Prompt:
Please pull out every line of the records below that contains the string "brand", treating uppercase and lowercase as different.

Dataset records:
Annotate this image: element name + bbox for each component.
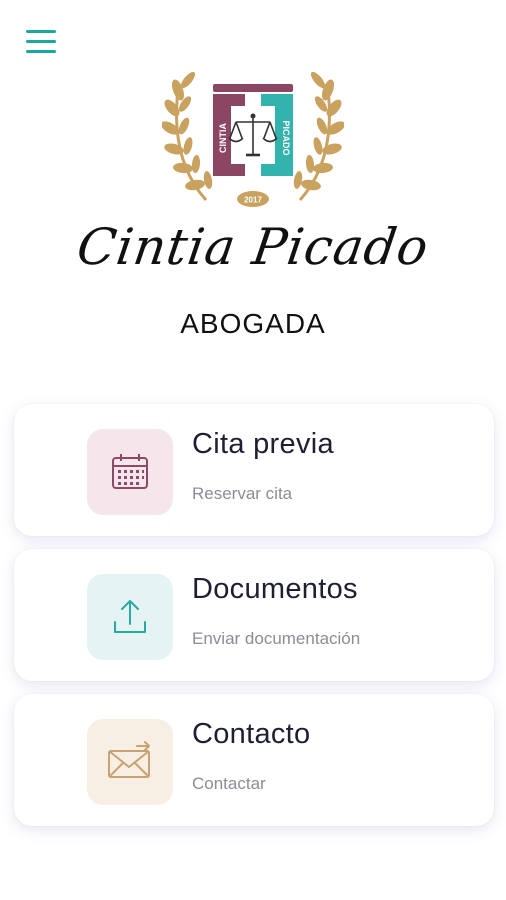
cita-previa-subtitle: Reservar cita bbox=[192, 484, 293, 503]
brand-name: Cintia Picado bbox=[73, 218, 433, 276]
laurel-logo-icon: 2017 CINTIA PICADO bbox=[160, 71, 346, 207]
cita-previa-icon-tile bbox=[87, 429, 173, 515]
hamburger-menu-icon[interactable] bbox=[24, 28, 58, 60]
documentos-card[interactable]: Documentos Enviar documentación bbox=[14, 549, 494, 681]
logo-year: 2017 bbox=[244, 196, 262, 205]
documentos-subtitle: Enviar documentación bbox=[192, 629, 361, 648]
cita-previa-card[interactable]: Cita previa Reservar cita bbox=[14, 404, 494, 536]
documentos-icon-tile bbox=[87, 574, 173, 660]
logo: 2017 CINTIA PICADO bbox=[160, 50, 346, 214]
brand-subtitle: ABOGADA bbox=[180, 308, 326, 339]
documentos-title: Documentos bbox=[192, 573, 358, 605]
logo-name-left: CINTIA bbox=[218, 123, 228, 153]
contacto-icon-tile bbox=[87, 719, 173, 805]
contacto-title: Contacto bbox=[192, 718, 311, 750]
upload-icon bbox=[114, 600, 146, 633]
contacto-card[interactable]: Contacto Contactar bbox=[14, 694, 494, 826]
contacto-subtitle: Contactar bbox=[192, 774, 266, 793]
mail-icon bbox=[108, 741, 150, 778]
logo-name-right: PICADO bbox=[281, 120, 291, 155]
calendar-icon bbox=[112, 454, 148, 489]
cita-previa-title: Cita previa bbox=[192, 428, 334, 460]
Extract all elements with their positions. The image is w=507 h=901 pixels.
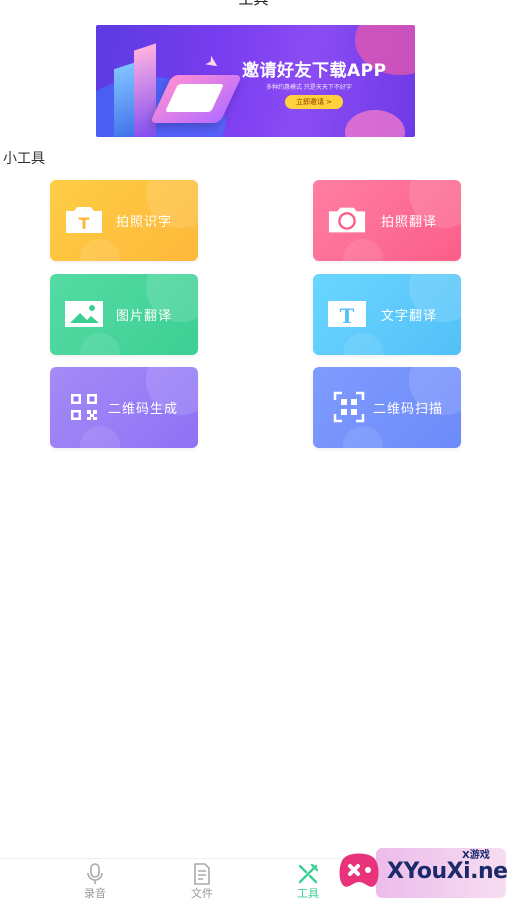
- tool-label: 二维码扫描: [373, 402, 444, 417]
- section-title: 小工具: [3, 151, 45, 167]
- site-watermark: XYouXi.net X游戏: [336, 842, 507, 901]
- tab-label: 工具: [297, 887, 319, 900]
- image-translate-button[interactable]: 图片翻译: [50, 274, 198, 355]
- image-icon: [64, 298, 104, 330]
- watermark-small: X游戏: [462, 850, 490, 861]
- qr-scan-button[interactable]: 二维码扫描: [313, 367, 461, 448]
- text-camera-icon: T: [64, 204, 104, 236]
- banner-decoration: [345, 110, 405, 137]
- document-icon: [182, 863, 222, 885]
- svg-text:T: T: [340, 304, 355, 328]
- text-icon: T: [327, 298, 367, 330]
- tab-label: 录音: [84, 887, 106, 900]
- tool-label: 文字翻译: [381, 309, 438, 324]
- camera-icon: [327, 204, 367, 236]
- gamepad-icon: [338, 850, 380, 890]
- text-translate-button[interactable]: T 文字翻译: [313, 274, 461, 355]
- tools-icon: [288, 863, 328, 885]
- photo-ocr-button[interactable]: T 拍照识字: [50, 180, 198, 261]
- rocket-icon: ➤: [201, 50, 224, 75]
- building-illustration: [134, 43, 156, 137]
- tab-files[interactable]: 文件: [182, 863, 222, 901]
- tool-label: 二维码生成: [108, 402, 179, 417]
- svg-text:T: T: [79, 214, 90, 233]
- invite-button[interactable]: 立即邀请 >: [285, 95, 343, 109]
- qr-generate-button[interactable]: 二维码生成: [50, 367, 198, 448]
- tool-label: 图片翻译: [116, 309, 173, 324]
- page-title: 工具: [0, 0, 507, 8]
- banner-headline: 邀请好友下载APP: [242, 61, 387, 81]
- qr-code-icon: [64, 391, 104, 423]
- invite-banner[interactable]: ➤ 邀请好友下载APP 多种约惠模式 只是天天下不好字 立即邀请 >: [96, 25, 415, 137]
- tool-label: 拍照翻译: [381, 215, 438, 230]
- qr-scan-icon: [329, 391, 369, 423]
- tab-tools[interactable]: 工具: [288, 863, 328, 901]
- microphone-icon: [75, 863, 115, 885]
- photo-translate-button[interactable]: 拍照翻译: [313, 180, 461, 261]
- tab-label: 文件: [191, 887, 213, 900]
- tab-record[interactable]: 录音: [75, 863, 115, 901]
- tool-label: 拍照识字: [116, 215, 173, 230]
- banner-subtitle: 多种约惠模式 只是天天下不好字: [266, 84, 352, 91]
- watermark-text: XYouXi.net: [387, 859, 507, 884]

Written answer:
brand-name: Cintia Picado bbox=[73, 218, 433, 276]
brand-subtitle: ABOGADA bbox=[180, 308, 326, 339]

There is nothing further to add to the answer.